List every line in the entries below that contains the string "Polygon", reproducing each such line in full.
____
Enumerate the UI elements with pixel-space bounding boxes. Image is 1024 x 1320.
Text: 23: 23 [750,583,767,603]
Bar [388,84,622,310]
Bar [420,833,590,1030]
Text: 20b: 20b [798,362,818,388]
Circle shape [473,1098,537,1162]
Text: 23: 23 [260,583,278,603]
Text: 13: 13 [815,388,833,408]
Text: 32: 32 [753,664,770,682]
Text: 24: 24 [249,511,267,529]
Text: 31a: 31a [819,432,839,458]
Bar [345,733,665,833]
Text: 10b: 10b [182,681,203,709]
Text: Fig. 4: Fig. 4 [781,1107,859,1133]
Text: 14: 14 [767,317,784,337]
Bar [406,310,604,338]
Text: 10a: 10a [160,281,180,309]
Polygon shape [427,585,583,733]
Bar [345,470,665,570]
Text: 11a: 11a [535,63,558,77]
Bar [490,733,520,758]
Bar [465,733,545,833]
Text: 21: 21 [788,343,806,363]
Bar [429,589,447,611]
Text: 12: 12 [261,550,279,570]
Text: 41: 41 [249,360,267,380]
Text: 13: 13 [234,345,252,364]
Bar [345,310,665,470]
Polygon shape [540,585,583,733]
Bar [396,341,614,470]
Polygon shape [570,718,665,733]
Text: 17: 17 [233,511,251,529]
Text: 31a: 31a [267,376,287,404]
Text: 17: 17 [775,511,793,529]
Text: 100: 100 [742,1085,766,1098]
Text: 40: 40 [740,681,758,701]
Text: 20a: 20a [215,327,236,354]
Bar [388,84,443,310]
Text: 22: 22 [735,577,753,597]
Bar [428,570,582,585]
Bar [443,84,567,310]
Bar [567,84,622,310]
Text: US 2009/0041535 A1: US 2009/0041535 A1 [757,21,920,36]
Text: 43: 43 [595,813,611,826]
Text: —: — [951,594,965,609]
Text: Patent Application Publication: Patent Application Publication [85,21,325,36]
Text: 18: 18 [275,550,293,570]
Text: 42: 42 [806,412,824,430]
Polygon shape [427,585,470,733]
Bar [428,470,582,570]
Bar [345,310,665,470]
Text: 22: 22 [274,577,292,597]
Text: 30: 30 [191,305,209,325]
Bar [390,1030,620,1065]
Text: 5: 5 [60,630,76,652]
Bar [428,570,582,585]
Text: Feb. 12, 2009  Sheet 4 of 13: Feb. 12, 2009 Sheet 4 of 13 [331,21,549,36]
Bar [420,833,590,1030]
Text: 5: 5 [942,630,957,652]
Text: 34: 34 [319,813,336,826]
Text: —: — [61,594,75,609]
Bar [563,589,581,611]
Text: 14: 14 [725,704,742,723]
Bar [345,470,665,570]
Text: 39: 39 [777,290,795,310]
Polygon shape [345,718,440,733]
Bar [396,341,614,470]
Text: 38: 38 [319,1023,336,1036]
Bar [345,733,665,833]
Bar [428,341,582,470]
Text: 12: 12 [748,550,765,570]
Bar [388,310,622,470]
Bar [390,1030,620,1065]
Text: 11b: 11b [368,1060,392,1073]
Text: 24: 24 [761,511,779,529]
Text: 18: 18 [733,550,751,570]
____
Exercise response >>
Polygon shape [427,585,583,733]
Polygon shape [540,585,583,733]
Polygon shape [570,718,665,733]
Polygon shape [427,585,470,733]
Polygon shape [345,718,440,733]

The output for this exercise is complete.